* _TASK GOAL_:
Leave out the pictures and return every entry exactly as it appears.

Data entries
•••••

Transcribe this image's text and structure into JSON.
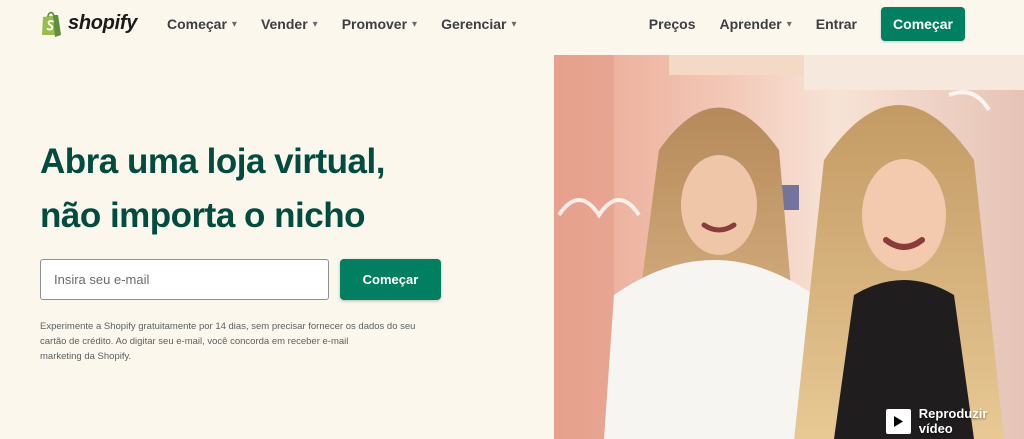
{
  "nav": {
    "logo_text": "shopify",
    "menu": [
      {
        "label": "Começar"
      },
      {
        "label": "Vender"
      },
      {
        "label": "Promover"
      },
      {
        "label": "Gerenciar"
      }
    ],
    "right": {
      "pricing": "Preços",
      "learn": "Aprender",
      "login": "Entrar",
      "cta": "Começar"
    },
    "chevron": "⌄"
  },
  "hero": {
    "headline_line1": "Abra uma loja virtual,",
    "headline_line2": "não importa o nicho",
    "email_placeholder": "Insira seu e-mail",
    "email_value": "",
    "cta": "Começar",
    "disclaimer_line1": "Experimente a Shopify gratuitamente por 14 dias, sem precisar fornecer os dados do seu",
    "disclaimer_line2": "cartão de crédito. Ao digitar seu e-mail, você concorda em receber e-mail",
    "disclaimer_line3": "marketing da Shopify.",
    "video_label": "Reproduzir vídeo",
    "icons": {
      "play": "play-icon",
      "logo": "shopify-bag-icon"
    }
  },
  "colors": {
    "background": "#fbf7ed",
    "brand_green": "#008060",
    "headline_green": "#004c3f",
    "logo_green": "#95bf47"
  }
}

•••••

* _CORRECT ANSWER_:
Transcribe this image's text and structure into JSON.
{
  "nav": {
    "logo_text": "shopify",
    "menu": [
      {
        "label": "Começar"
      },
      {
        "label": "Vender"
      },
      {
        "label": "Promover"
      },
      {
        "label": "Gerenciar"
      }
    ],
    "right": {
      "pricing": "Preços",
      "learn": "Aprender",
      "login": "Entrar",
      "cta": "Começar"
    },
    "chevron": "⌄"
  },
  "hero": {
    "headline_line1": "Abra uma loja virtual,",
    "headline_line2": "não importa o nicho",
    "email_placeholder": "Insira seu e-mail",
    "email_value": "",
    "cta": "Começar",
    "disclaimer_line1": "Experimente a Shopify gratuitamente por 14 dias, sem precisar fornecer os dados do seu",
    "disclaimer_line2": "cartão de crédito. Ao digitar seu e-mail, você concorda em receber e-mail",
    "disclaimer_line3": "marketing da Shopify.",
    "video_label": "Reproduzir vídeo",
    "icons": {
      "play": "play-icon",
      "logo": "shopify-bag-icon"
    }
  },
  "colors": {
    "background": "#fbf7ed",
    "brand_green": "#008060",
    "headline_green": "#004c3f",
    "logo_green": "#95bf47"
  }
}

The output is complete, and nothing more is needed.